» Work to complete: Extract every line below that contains the word "Dominated".

============

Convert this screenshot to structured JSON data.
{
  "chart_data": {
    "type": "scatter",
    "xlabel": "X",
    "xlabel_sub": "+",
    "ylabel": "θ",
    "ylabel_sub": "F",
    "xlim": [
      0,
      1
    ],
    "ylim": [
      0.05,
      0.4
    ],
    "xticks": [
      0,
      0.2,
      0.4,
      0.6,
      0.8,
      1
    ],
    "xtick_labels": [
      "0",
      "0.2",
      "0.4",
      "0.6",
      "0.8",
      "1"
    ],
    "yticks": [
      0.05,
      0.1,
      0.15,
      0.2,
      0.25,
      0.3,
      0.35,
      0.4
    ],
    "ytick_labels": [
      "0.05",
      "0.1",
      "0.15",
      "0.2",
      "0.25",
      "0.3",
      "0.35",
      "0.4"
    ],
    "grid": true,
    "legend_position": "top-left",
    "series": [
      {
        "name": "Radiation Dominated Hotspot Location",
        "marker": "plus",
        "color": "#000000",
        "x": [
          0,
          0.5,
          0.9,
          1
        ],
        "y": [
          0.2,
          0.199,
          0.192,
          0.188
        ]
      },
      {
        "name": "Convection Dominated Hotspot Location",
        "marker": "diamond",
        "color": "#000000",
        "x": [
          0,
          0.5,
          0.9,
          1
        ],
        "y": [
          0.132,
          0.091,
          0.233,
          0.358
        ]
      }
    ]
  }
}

============

» Finished answer:
        "name": "Radiation Dominated Hotspot Location",
        "name": "Convection Dominated Hotspot Location",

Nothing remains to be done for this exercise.